→ TASK PROMPT
Reproduce the listing below verbatim.

→ DATASET ENTRIES

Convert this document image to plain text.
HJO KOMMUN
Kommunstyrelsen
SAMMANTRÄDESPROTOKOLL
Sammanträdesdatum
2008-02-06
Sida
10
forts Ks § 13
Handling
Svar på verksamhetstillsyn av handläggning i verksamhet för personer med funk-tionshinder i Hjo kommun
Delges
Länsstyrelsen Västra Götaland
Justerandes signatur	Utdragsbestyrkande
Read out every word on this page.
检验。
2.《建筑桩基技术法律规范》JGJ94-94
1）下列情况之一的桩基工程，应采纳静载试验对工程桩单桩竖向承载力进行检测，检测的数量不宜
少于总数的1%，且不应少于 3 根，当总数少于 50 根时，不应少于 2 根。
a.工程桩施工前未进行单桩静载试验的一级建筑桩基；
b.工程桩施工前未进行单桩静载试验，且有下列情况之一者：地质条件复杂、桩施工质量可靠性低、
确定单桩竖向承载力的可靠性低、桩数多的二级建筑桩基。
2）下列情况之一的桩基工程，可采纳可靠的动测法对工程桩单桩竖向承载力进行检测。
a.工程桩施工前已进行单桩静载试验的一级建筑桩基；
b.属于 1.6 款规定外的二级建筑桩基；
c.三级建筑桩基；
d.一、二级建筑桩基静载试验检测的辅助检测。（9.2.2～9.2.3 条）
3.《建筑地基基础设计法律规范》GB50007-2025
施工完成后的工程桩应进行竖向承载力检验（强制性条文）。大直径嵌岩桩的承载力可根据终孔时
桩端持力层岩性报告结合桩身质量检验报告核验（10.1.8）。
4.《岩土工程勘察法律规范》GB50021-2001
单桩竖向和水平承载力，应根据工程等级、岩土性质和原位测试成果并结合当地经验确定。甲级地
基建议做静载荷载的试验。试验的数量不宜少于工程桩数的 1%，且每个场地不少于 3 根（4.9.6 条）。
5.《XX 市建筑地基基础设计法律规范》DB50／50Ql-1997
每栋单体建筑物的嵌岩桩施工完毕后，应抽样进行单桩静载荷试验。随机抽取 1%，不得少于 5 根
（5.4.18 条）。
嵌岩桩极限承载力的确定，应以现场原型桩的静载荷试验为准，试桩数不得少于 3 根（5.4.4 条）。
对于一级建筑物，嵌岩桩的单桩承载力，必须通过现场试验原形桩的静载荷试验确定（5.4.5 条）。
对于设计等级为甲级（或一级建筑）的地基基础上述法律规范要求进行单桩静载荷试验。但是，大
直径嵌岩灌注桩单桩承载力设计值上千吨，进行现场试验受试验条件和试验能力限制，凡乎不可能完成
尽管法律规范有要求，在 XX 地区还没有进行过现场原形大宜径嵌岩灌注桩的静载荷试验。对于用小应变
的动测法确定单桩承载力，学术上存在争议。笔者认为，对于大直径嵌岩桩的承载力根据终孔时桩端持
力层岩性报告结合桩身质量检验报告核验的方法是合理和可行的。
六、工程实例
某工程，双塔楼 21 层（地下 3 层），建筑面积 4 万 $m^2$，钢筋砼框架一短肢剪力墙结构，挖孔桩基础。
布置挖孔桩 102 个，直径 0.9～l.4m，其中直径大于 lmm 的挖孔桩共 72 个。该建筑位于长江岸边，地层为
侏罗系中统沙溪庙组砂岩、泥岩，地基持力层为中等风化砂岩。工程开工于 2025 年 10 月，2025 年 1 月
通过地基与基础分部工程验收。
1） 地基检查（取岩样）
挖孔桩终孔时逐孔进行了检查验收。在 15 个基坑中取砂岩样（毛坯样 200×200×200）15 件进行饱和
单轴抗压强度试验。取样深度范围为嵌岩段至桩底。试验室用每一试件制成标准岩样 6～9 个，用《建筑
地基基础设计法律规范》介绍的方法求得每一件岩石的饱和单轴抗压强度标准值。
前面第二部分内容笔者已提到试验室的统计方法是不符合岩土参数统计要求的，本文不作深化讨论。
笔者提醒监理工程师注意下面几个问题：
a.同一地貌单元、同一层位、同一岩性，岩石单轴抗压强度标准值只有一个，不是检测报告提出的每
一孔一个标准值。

→ SOLUTION TO THIS PROBLEM
Convert this document image to plain text.
HJO KOMMUN
Kommunstyrelsen
SAMMANTRÄDESPROTOKOLL
Sammanträdesdatum
2008-02-06
Sida
10
forts Ks § 13
Handling
Svar på verksamhetstillsyn av handläggning i verksamhet för personer med funk-tionshinder i Hjo kommun
Delges
Länsstyrelsen Västra Götaland
Justerandes signatur	Utdragsbestyrkande
Read out every word on this page.
检验。
2.《建筑桩基技术法律规范》JGJ94-94
1）下列情况之一的桩基工程，应采纳静载试验对工程桩单桩竖向承载力进行检测，检测的数量不宜
少于总数的1%，且不应少于 3 根，当总数少于 50 根时，不应少于 2 根。
a.工程桩施工前未进行单桩静载试验的一级建筑桩基；
b.工程桩施工前未进行单桩静载试验，且有下列情况之一者：地质条件复杂、桩施工质量可靠性低、
确定单桩竖向承载力的可靠性低、桩数多的二级建筑桩基。
2）下列情况之一的桩基工程，可采纳可靠的动测法对工程桩单桩竖向承载力进行检测。
a.工程桩施工前已进行单桩静载试验的一级建筑桩基；
b.属于 1.6 款规定外的二级建筑桩基；
c.三级建筑桩基；
d.一、二级建筑桩基静载试验检测的辅助检测。（9.2.2～9.2.3 条）
3.《建筑地基基础设计法律规范》GB50007-2025
施工完成后的工程桩应进行竖向承载力检验（强制性条文）。大直径嵌岩桩的承载力可根据终孔时
桩端持力层岩性报告结合桩身质量检验报告核验（10.1.8）。
4.《岩土工程勘察法律规范》GB50021-2001
单桩竖向和水平承载力，应根据工程等级、岩土性质和原位测试成果并结合当地经验确定。甲级地
基建议做静载荷载的试验。试验的数量不宜少于工程桩数的 1%，且每个场地不少于 3 根（4.9.6 条）。
5.《XX 市建筑地基基础设计法律规范》DB50／50Ql-1997
每栋单体建筑物的嵌岩桩施工完毕后，应抽样进行单桩静载荷试验。随机抽取 1%，不得少于 5 根
（5.4.18 条）。
嵌岩桩极限承载力的确定，应以现场原型桩的静载荷试验为准，试桩数不得少于 3 根（5.4.4 条）。
对于一级建筑物，嵌岩桩的单桩承载力，必须通过现场试验原形桩的静载荷试验确定（5.4.5 条）。
对于设计等级为甲级（或一级建筑）的地基基础上述法律规范要求进行单桩静载荷试验。但是，大
直径嵌岩灌注桩单桩承载力设计值上千吨，进行现场试验受试验条件和试验能力限制，凡乎不可能完成
尽管法律规范有要求，在 XX 地区还没有进行过现场原形大宜径嵌岩灌注桩的静载荷试验。对于用小应变
的动测法确定单桩承载力，学术上存在争议。笔者认为，对于大直径嵌岩桩的承载力根据终孔时桩端持
力层岩性报告结合桩身质量检验报告核验的方法是合理和可行的。
六、工程实例
某工程，双塔楼 21 层（地下 3 层），建筑面积 4 万 $m^2$，钢筋砼框架一短肢剪力墙结构，挖孔桩基础。
布置挖孔桩 102 个，直径 0.9～l.4m，其中直径大于 lmm 的挖孔桩共 72 个。该建筑位于长江岸边，地层为
侏罗系中统沙溪庙组砂岩、泥岩，地基持力层为中等风化砂岩。工程开工于 2025 年 10 月，2025 年 1 月
通过地基与基础分部工程验收。
1） 地基检查（取岩样）
挖孔桩终孔时逐孔进行了检查验收。在 15 个基坑中取砂岩样（毛坯样 200×200×200）15 件进行饱和
单轴抗压强度试验。取样深度范围为嵌岩段至桩底。试验室用每一试件制成标准岩样 6～9 个，用《建筑
地基基础设计法律规范》介绍的方法求得每一件岩石的饱和单轴抗压强度标准值。
前面第二部分内容笔者已提到试验室的统计方法是不符合岩土参数统计要求的，本文不作深化讨论。
笔者提醒监理工程师注意下面几个问题：
a.同一地貌单元、同一层位、同一岩性，岩石单轴抗压强度标准值只有一个，不是检测报告提出的每
一孔一个标准值。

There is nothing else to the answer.